# [Data for this exercise]
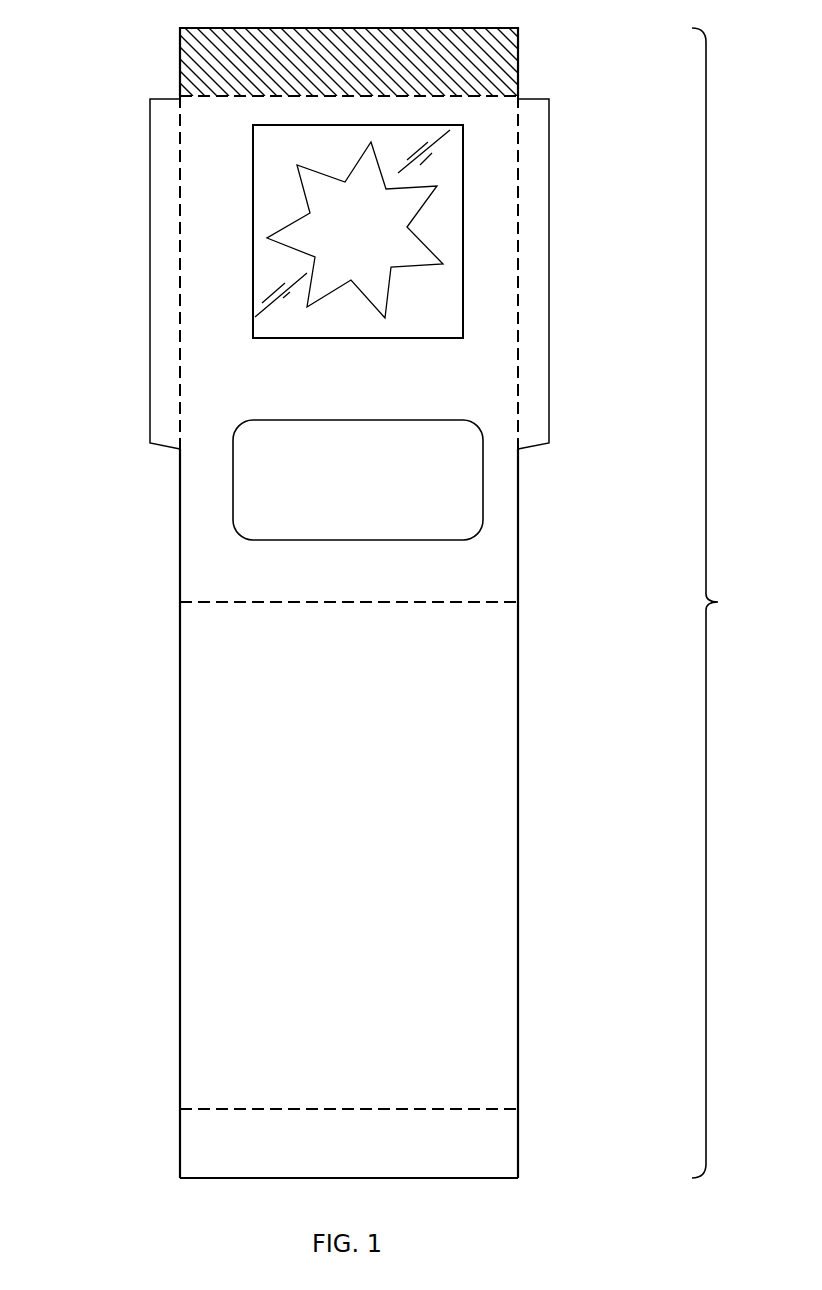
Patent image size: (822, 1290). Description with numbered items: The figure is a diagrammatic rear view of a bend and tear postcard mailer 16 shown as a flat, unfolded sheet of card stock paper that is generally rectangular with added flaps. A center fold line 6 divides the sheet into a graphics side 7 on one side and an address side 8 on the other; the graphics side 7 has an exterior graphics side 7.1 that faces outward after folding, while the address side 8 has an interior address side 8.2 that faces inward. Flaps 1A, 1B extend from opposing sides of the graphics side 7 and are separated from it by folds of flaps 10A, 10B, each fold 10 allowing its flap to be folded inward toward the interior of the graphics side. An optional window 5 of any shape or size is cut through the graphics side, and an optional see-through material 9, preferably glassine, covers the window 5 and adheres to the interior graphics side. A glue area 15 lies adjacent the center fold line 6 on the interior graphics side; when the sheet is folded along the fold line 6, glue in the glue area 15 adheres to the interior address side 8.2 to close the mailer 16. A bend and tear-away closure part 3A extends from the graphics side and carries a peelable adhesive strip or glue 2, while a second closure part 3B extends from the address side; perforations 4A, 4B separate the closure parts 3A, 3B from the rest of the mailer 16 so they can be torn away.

The adhesive strip or glue 2 is at (187, 47).
The bend and tear-away closure part 3A is at (518, 49).
The bend and tear-away closure part 3B is at (497, 1138).
The perforation 4A is at (200, 97).
The perforation 4B is at (215, 1109).
The flap 1A is at (160, 316).
The flap 1B is at (543, 133).
The see-through material 9 is at (253, 195).
The window 5 is at (345, 182).
The fold of flap 10A is at (178, 228).
The fold of flap 10B is at (520, 210).
The fold of flap 10 is at (522, 302).
The exterior graphics side 7.1 is at (512, 289).
The graphics side 7 is at (530, 458).
The glue area 15 is at (374, 497).
The center fold line 6 is at (215, 602).
The interior address side 8.2 is at (332, 860).
The address side 8 is at (540, 950).
The mailer 16 is at (723, 603).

# [Aim]
Reproduce the data above verbatim, leaving out the picture.

# [Answer to this problem]
Patent image size: (822, 1290). Description with numbered items: The figure is a diagrammatic rear view of a bend and tear postcard mailer 16 shown as a flat, unfolded sheet of card stock paper that is generally rectangular with added flaps. A center fold line 6 divides the sheet into a graphics side 7 on one side and an address side 8 on the other; the graphics side 7 has an exterior graphics side 7.1 that faces outward after folding, while the address side 8 has an interior address side 8.2 that faces inward. Flaps 1A, 1B extend from opposing sides of the graphics side 7 and are separated from it by folds of flaps 10A, 10B, each fold 10 allowing its flap to be folded inward toward the interior of the graphics side. An optional window 5 of any shape or size is cut through the graphics side, and an optional see-through material 9, preferably glassine, covers the window 5 and adheres to the interior graphics side. A glue area 15 lies adjacent the center fold line 6 on the interior graphics side; when the sheet is folded along the fold line 6, glue in the glue area 15 adheres to the interior address side 8.2 to close the mailer 16. A bend and tear-away closure part 3A extends from the graphics side and carries a peelable adhesive strip or glue 2, while a second closure part 3B extends from the address side; perforations 4A, 4B separate the closure parts 3A, 3B from the rest of the mailer 16 so they can be torn away.

The adhesive strip or glue 2 is at (187, 47).
The bend and tear-away closure part 3A is at (518, 49).
The bend and tear-away closure part 3B is at (497, 1138).
The perforation 4A is at (200, 97).
The perforation 4B is at (215, 1109).
The flap 1A is at (160, 316).
The flap 1B is at (543, 133).
The see-through material 9 is at (253, 195).
The window 5 is at (345, 182).
The fold of flap 10A is at (178, 228).
The fold of flap 10B is at (520, 210).
The fold of flap 10 is at (522, 302).
The exterior graphics side 7.1 is at (512, 289).
The graphics side 7 is at (530, 458).
The glue area 15 is at (374, 497).
The center fold line 6 is at (215, 602).
The interior address side 8.2 is at (332, 860).
The address side 8 is at (540, 950).
The mailer 16 is at (723, 603).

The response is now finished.